Work to do -
• A. In the mailing list thread on Pacemaker's quorum view, which version of Pacemaker was used for the tests?
• B. Condense the paragraph that begins "Testing a cman+pacemaker cluster on rhel6" in the mailing list thread on Pacemaker's quorum view into one shorter sentence that keeps its main facts.
• C. Extend the mailing list thread on Pacemaker's quorum view, picking up after its final sentence.

[Pacemaker] [Cluster-devel] [PATCH] Fix pacemaker's wrong quorum view in a CMAN+pacemaker cluster

Andrew Beekhof andrew at beekhof.net
Mon Mar 14 06:41:51 EDT 2011


On Mon, Mar 14, 2011 at 11:04 AM, Simone Gotti <simone.gotti at gmail.com> wrote:
> On 03/14/2011 08:36 AM, Andrew Beekhof wrote:
>> On Sun, Mar 13, 2011 at 2:17 PM, Simone Gotti <simone.gotti at gmail.com> wrote:
>>> Hi all,
>>>
>>> Testing a cman+pacemaker cluster on rhel6 I noticed a very nasty
>>> behavior when some nodes were leaving and rejoining the cluster. When a
>>> nodes starts leaving and rejoining the cluster the quorum view of
>>> pacemaker starts becoming sometimes different from the quorum view of
>>> cman. The one not telling the truth was pacemaker.
>> Do they ever start agreeing again?  In other words, is the situation
>> transient or is Pacemaker always 1 (or more) behind after that?
>
> Looks like it will be always behind and even more at every new cluster
> change. I don't see any other part in the code where CMAN's events are
> dequeued other than this one.

Ok, it looks like the functions behind G_main_add_fd() don't work as
one would expect.
This is a very surprising thing to find out after all these years.

Patch applied. Thanks!
Could I trouble you to create a RHEL6 bug for this though?
That will allow me to fix it there too.

>
> The event just says if we have or not quorum. So can happen that an old
> dequeued message says the same as the current real state but it's just a
> coincidence.
>
>
>
>>> I reproduced the problem with a simple test case made of 2 nodes using
>>> cman (no two_nodes flag) and pacemaker (started only on the first node:
>>> pcmk01).
>>>
>>> For the tests I was using the latest version of pacemaker (1.1.5) while
>>> keeping the original versions of corosync and cluster (cman) packages
>>> provided by the rhel6 (corosync-1.2.3-21.el6.x86_64,
>>> cman-3.0.12-23.el6.4.x86_64)

Source material -
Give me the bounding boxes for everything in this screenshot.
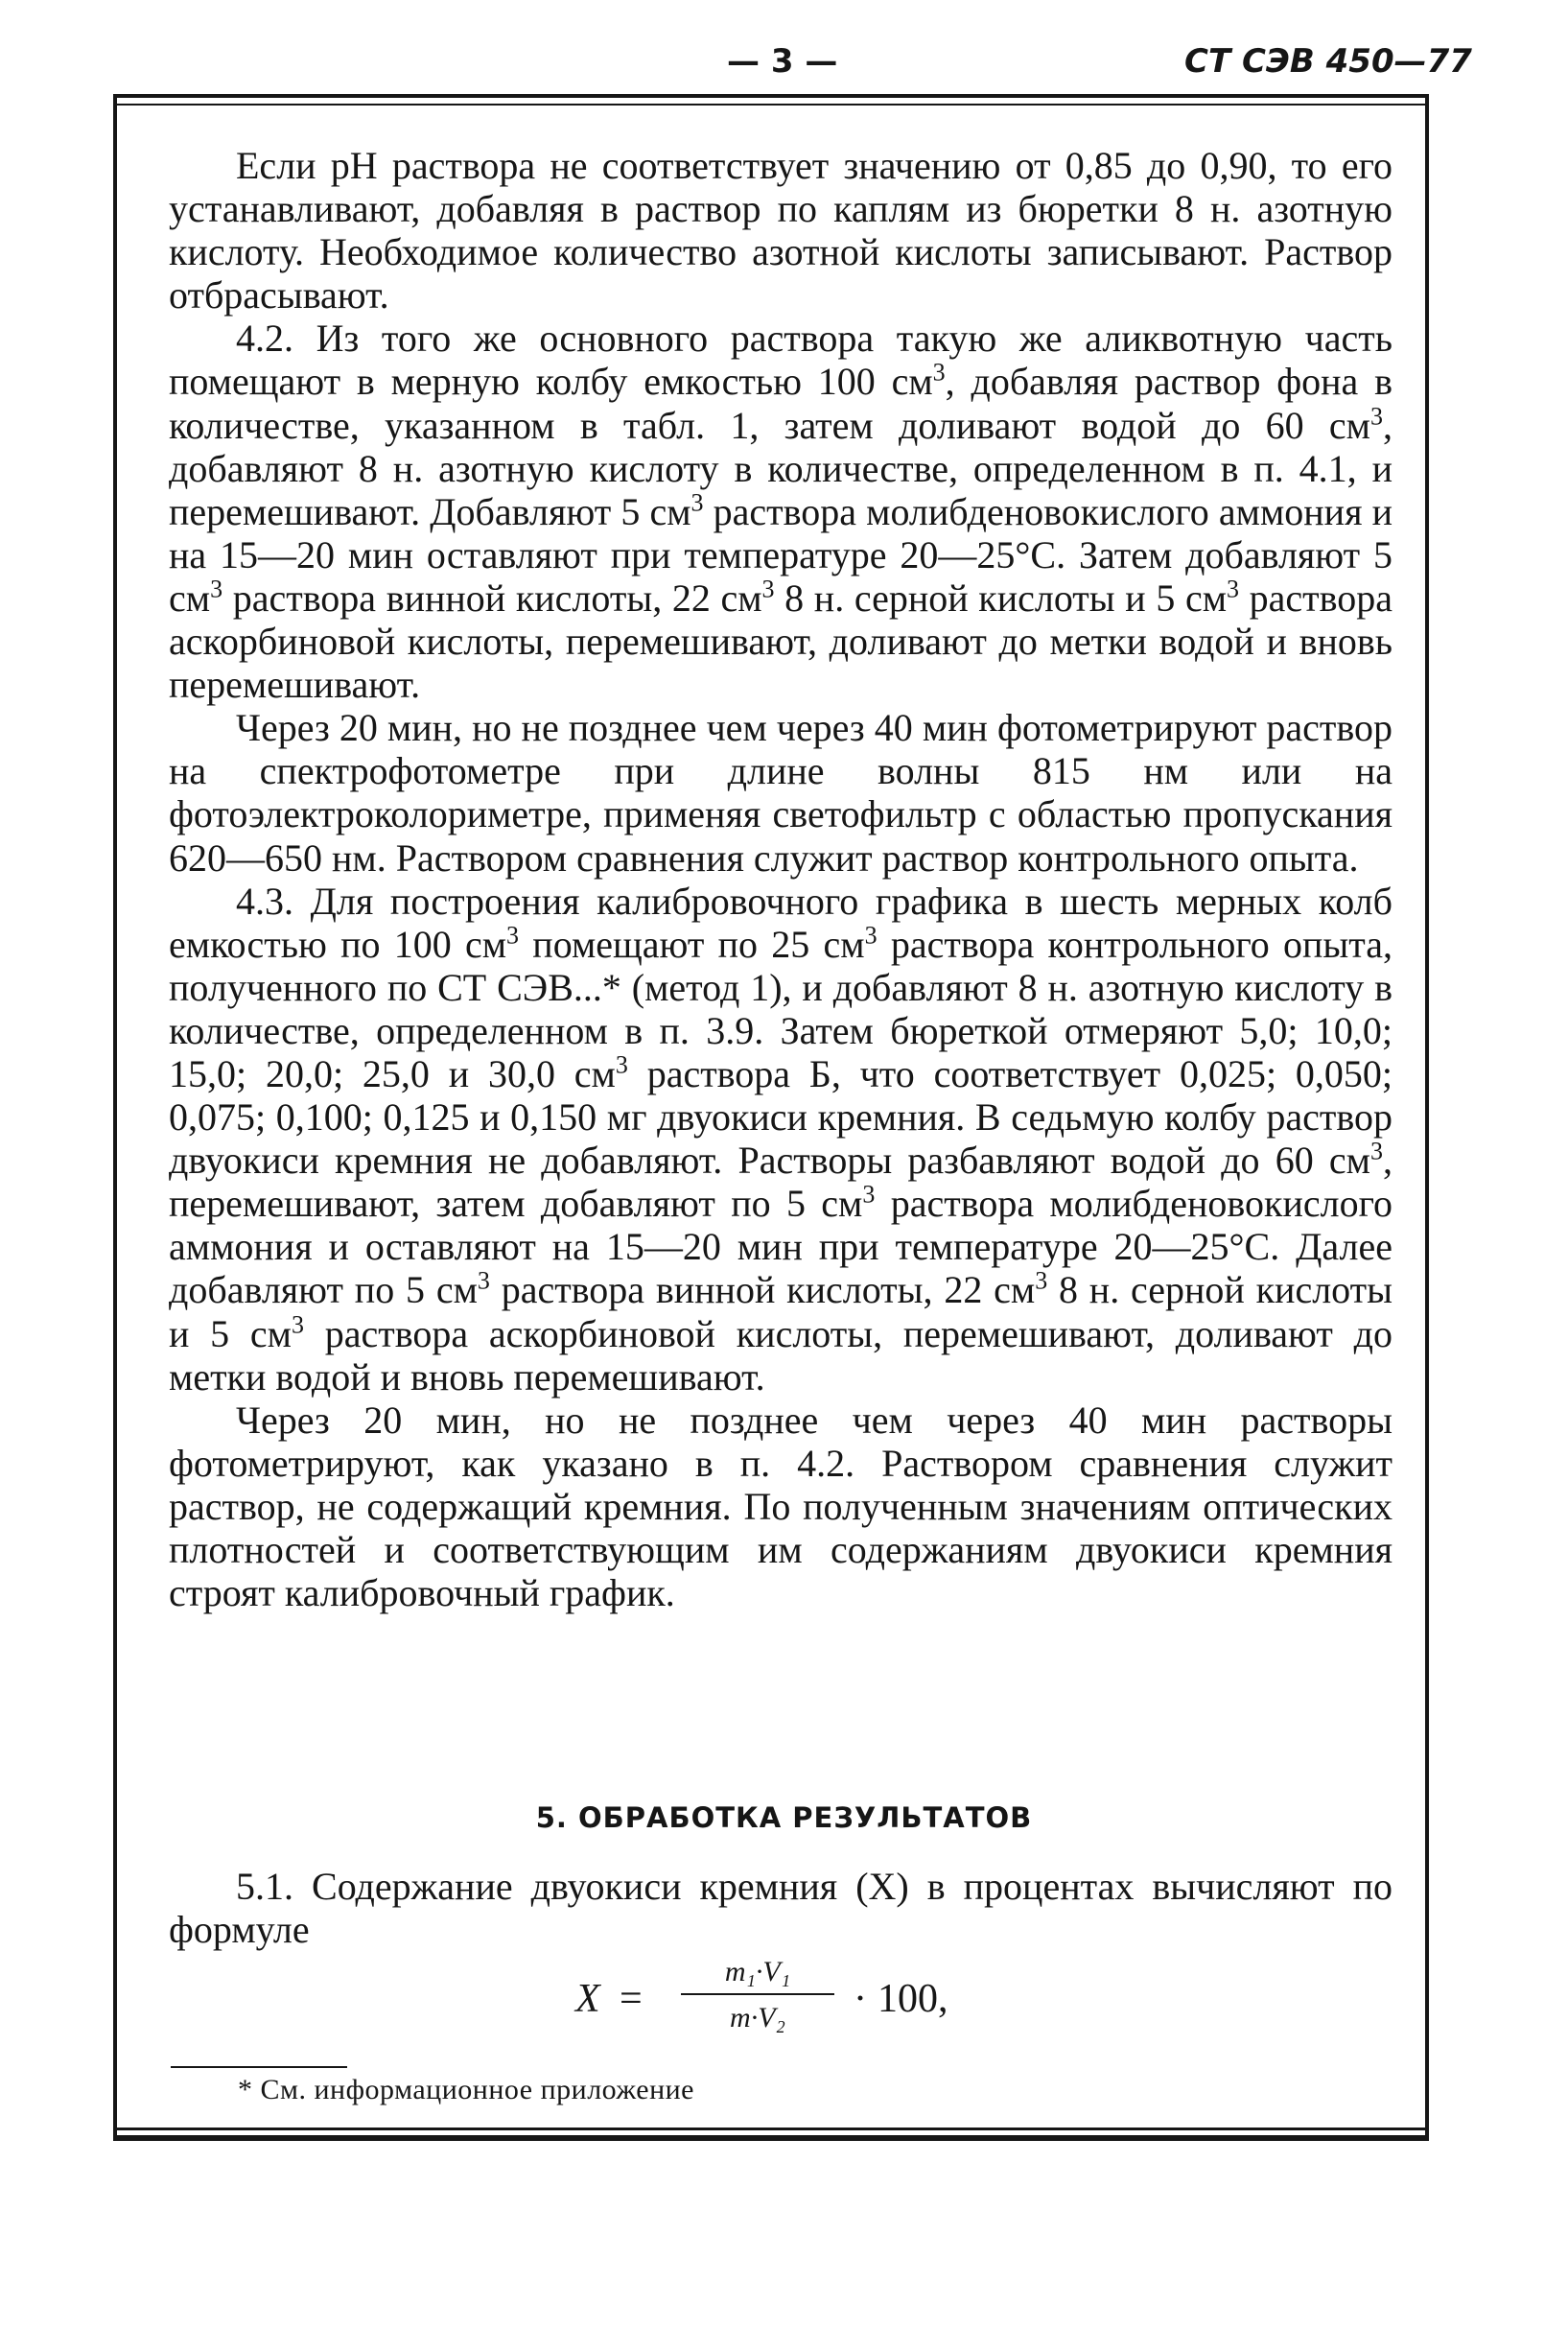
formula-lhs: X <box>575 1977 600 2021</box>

Task-by-task results -
• A. Pacemaker 1.1.5

• B. While testing a cman+pacemaker cluster on RHEL6, the writer found that as nodes left and rejoined, Pacemaker's quorum view sometimes differed from CMAN's, and Pacemaker's was the wrong one.

• C.
>>>
>>> The problem is that when a node joins a cluster (starting cman) the cman
>>> on the other nodes emits not one but 2 events (I didn't investigated if
>>> this is normal or present only in some versions of cman) but when crmd
>>> calls cman_dispatch it's using the flag CMAN_DISPATCH_ONE so only one of
>>> the two events is dequeued. In the subsequent cluster event the old one
>>> is dequeued.
>>>
>>> The fix I tried used CMAN_DISPATCH_ALL instead of CMAN_DISPATCH_ONE and
>>> looks like its working.
>>>
>>> I'm CCing the cluster-devel list as they can be interested in the double
>>> event emitted by cman.
>>>
>>>
>>> Thanks.
>>>
>>> Bye!
>>>
>>>
>>> == Test case ==
>>>
>>> === Without the patch ===
>>>
>>> Start with both nodes with cman started (so the cluster is quorate).
>>>
>>>
>>> Now stop cman on pcmk02. Output on pcmk01:
>>>
>>> pcmk01 corosync[16793]:   [CMAN  ] quorum lost, blocking activity
>>> pcmk01 corosync[16793]:   [QUORUM] This node is within the non-primary
>>> component and will NOT provide any services.
>>> pcmk01 corosync[16793]:   [QUORUM] Members[1]: 1
>>> pcmk01 corosync[16793]:   [TOTEM ] A processor joined or left the
>>> membership and a new membership was formed.
>>> pcmk01 corosync[16793]:   [CPG   ] downlist received left_list: 1
>>> pcmk01 corosync[16793]:   [CPG   ] chosen downlist from node r(0)
>>> ip(192.168.200.71)
>>> pcmk01 corosync[16793]:   [MAIN  ] Completed service synchronization,
>>> ready to provide service.
>>> pcmk01 crmd: [16993]: notice: cman_event_callback: Membership 668:
>>> quorum lost
>>>
>>> Only one event is enqueued.
>>>
>>> Now start again cman on pcmk02. Output on pcmk01:
>>>
>>> pcmk01 corosync[16793]:   [TOTEM ] A processor joined or left the
>>> membership and a new membership was formed.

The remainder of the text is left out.